Your objective:
Copy out all lines in the data below containing the string "area".

(Stored data entries)
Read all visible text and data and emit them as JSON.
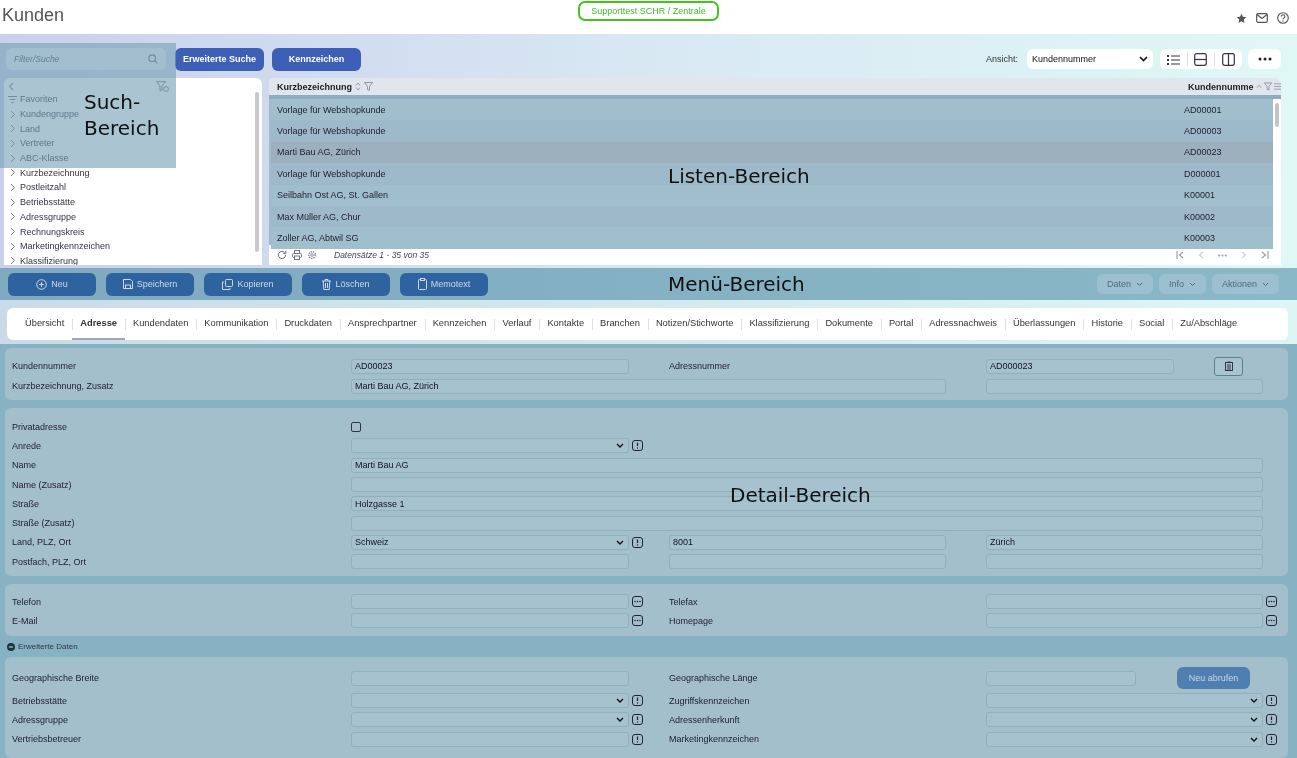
{
  "window": {
    "title": "Kunden"
  },
  "context_badge": "Supporttest SCHR / Zentrale",
  "search": {
    "placeholder": "Filter/Suche"
  },
  "toolbar_buttons": [
    "Erweiterte Suche",
    "Kennzeichen"
  ],
  "view": {
    "label": "Ansicht:",
    "value": "Kundennummer"
  },
  "tree": {
    "items": [
      {
        "kind": "filter",
        "label": "Favoriten"
      },
      {
        "kind": "group",
        "label": "Kundengruppe"
      },
      {
        "kind": "group",
        "label": "Land"
      },
      {
        "kind": "group",
        "label": "Vertreter"
      },
      {
        "kind": "group",
        "label": "ABC-Klasse"
      },
      {
        "kind": "group",
        "label": "Kurzbezeichnung"
      },
      {
        "kind": "group",
        "label": "Postleitzahl"
      },
      {
        "kind": "group",
        "label": "Betriebsstätte"
      },
      {
        "kind": "group",
        "label": "Adressgruppe"
      },
      {
        "kind": "group",
        "label": "Rechnungskreis"
      },
      {
        "kind": "group",
        "label": "Marketingkennzeichen"
      },
      {
        "kind": "group",
        "label": "Klassifizierung"
      }
    ]
  },
  "list": {
    "columns": [
      "Kurzbezeichnung",
      "Kundennumme"
    ],
    "rows": [
      {
        "cells": [
          "Vorlage für Webshopkunde",
          "AD00001"
        ],
        "selected": false
      },
      {
        "cells": [
          "Vorlage für Webshopkunde",
          "AD00003"
        ],
        "selected": false
      },
      {
        "cells": [
          "Marti Bau AG, Zürich",
          "AD00023"
        ],
        "selected": true
      },
      {
        "cells": [
          "Vorlage für Webshopkunde",
          "D000001"
        ],
        "selected": false
      },
      {
        "cells": [
          "Seilbahn Ost AG, St. Gallen",
          "K00001"
        ],
        "selected": false
      },
      {
        "cells": [
          "Max Müller AG, Chur",
          "K00002"
        ],
        "selected": false
      },
      {
        "cells": [
          "Zoller AG, Abtwil SG",
          "K00003"
        ],
        "selected": false
      }
    ],
    "footer": "Datensätze 1 - 35 von 35"
  },
  "menu": {
    "actions": [
      {
        "kind": "new",
        "label": "Neu"
      },
      {
        "kind": "save",
        "label": "Speichern"
      },
      {
        "kind": "copy",
        "label": "Kopieren"
      },
      {
        "kind": "delete",
        "label": "Löschen"
      },
      {
        "kind": "memo",
        "label": "Memotext"
      }
    ],
    "dropdowns": [
      "Daten",
      "Info",
      "Aktionen"
    ]
  },
  "tabs": [
    {
      "label": "Übersicht",
      "selected": false
    },
    {
      "label": "Adresse",
      "selected": true
    },
    {
      "label": "Kundendaten",
      "selected": false
    },
    {
      "label": "Kommunikation",
      "selected": false
    },
    {
      "label": "Druckdaten",
      "selected": false
    },
    {
      "label": "Ansprechpartner",
      "selected": false
    },
    {
      "label": "Kennzeichen",
      "selected": false
    },
    {
      "label": "Verlauf",
      "selected": false
    },
    {
      "label": "Kontakte",
      "selected": false
    },
    {
      "label": "Branchen",
      "selected": false
    },
    {
      "label": "Notizen/Stichworte",
      "selected": false
    },
    {
      "label": "Klassifizierung",
      "selected": false
    },
    {
      "label": "Dokumente",
      "selected": false
    },
    {
      "label": "Portal",
      "selected": false
    },
    {
      "label": "Adressnachweis",
      "selected": false
    },
    {
      "label": "Überlassungen",
      "selected": false
    },
    {
      "label": "Historie",
      "selected": false
    },
    {
      "label": "Social",
      "selected": false
    },
    {
      "label": "Zu/Abschläge",
      "selected": false
    }
  ],
  "detail": {
    "sections": [
      {
        "kind": "fields",
        "rows": [
          {
            "kind": "id",
            "label": "Kundennummer",
            "value": "AD00023",
            "label2": "Adressnummer",
            "value2": "AD000023"
          },
          {
            "kind": "short-wide",
            "label": "Kurzbezeichnung, Zusatz",
            "value": "Marti Bau AG, Zürich"
          }
        ]
      },
      {
        "kind": "fields",
        "rows": [
          {
            "kind": "checkbox",
            "label": "Privatadresse",
            "checked": false
          },
          {
            "kind": "select",
            "label": "Anrede"
          },
          {
            "kind": "text",
            "label": "Name",
            "value": "Marti Bau AG"
          },
          {
            "kind": "text",
            "label": "Name (Zusatz)"
          },
          {
            "kind": "text",
            "label": "Straße",
            "value": "Holzgasse 1"
          },
          {
            "kind": "text",
            "label": "Straße (Zusatz)"
          },
          {
            "kind": "select-address",
            "label": "Land, PLZ, Ort",
            "value": "Schweiz",
            "value2": "8001",
            "value3": "Zürich"
          },
          {
            "kind": "address",
            "label": "Postfach, PLZ, Ort"
          }
        ]
      },
      {
        "kind": "fields",
        "rows": [
          {
            "kind": "contact",
            "label": "Telefon",
            "label2": "Telefax"
          },
          {
            "kind": "contact",
            "label": "E-Mail",
            "label2": "Homepage"
          }
        ]
      },
      {
        "kind": "header",
        "label": "Erweiterte Daten",
        "expanded": true
      },
      {
        "kind": "fields",
        "rows": [
          {
            "kind": "geo",
            "label": "Geographische Breite",
            "label2": "Geographische Länge",
            "button": "Neu abrufen"
          },
          {
            "kind": "select-pair",
            "label": "Betriebsstätte",
            "label2": "Zugriffskennzeichen"
          },
          {
            "kind": "select-pair",
            "label": "Adressgruppe",
            "label2": "Adressenherkunft"
          },
          {
            "kind": "input-select",
            "label": "Vertriebsbetreuer",
            "label2": "Marketingkennzeichen"
          }
        ]
      }
    ]
  },
  "annotations": [
    {
      "kind": "search-area",
      "label": "Such-Bereich"
    },
    {
      "kind": "list-area",
      "label": "Listen-Bereich"
    },
    {
      "kind": "menu-area",
      "label": "Menü-Bereich"
    },
    {
      "kind": "detail-area",
      "label": "Detail-Bereich"
    }
  ]
}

Answer for this exercise:
      "kind": "search-area",
      "kind": "list-area",
      "kind": "menu-area",
      "kind": "detail-area",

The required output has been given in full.